#### DIRECTIVE
What follows is a set of entries. Repeat them exactly, but not their pictures.

#### INFORMATION PROVIDED

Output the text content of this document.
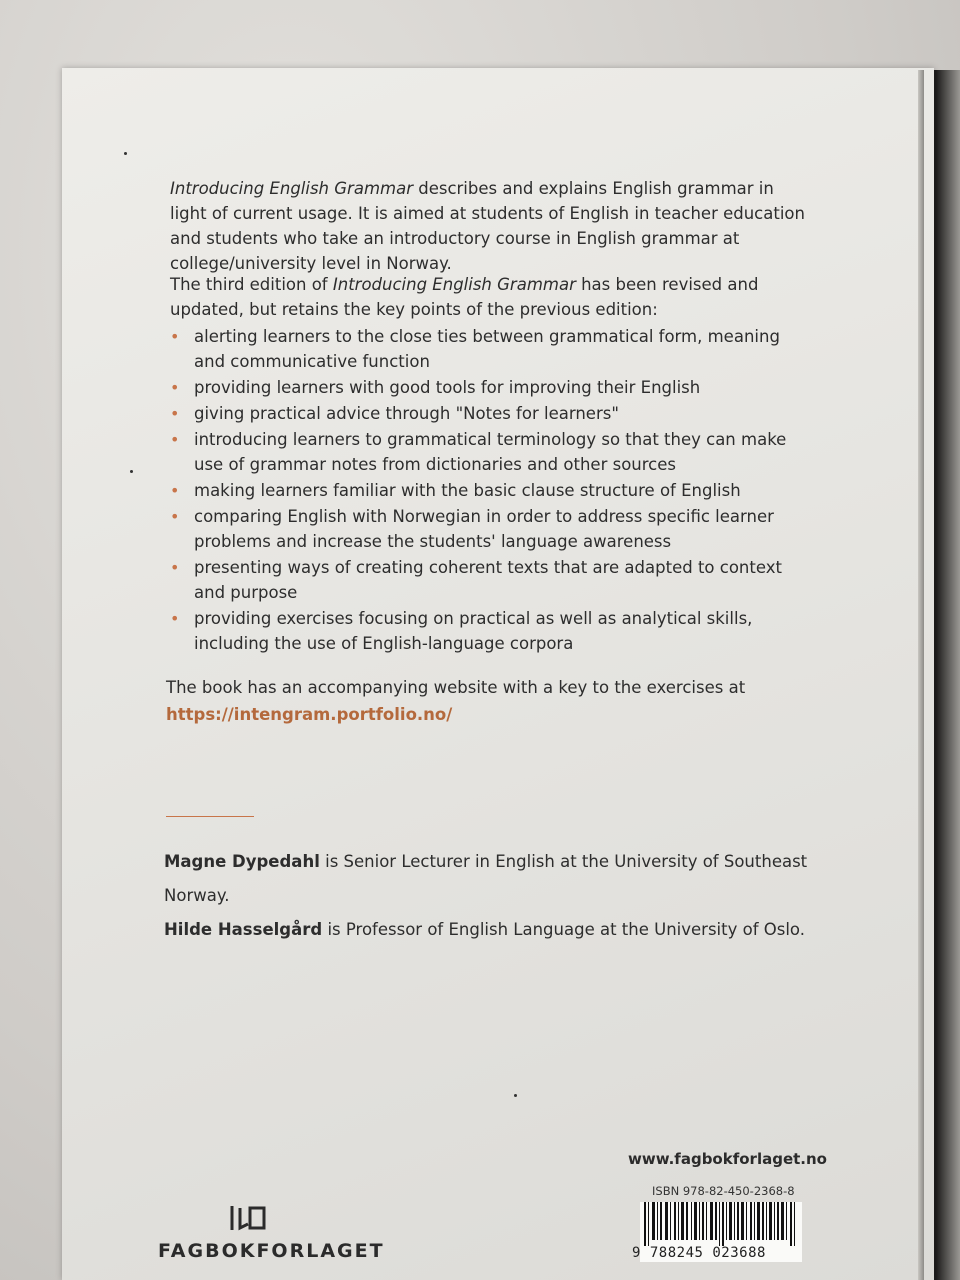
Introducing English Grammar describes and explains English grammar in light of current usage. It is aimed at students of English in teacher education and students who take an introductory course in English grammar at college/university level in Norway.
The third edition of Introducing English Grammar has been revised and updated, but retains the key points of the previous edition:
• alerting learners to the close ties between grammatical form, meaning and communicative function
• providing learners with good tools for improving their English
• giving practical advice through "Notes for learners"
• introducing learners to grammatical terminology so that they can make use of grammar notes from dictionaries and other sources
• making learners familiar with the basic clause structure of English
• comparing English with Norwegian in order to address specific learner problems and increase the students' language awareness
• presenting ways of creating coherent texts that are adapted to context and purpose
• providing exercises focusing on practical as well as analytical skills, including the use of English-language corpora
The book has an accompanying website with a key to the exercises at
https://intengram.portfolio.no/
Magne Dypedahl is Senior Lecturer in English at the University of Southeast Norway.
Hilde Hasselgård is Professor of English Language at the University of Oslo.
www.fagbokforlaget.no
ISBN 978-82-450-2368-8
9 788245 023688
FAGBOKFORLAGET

#### ANSWER BELOW
Output the text content of this document.
Introducing English Grammar describes and explains English grammar in light of current usage. It is aimed at students of English in teacher education and students who take an introductory course in English grammar at college/university level in Norway.
The third edition of Introducing English Grammar has been revised and updated, but retains the key points of the previous edition:
• alerting learners to the close ties between grammatical form, meaning and communicative function
• providing learners with good tools for improving their English
• giving practical advice through "Notes for learners"
• introducing learners to grammatical terminology so that they can make use of grammar notes from dictionaries and other sources
• making learners familiar with the basic clause structure of English
• comparing English with Norwegian in order to address specific learner problems and increase the students' language awareness
• presenting ways of creating coherent texts that are adapted to context and purpose
• providing exercises focusing on practical as well as analytical skills, including the use of English-language corpora
The book has an accompanying website with a key to the exercises at
https://intengram.portfolio.no/
Magne Dypedahl is Senior Lecturer in English at the University of Southeast Norway.
Hilde Hasselgård is Professor of English Language at the University of Oslo.
www.fagbokforlaget.no
ISBN 978-82-450-2368-8
9 788245 023688
FAGBOKFORLAGET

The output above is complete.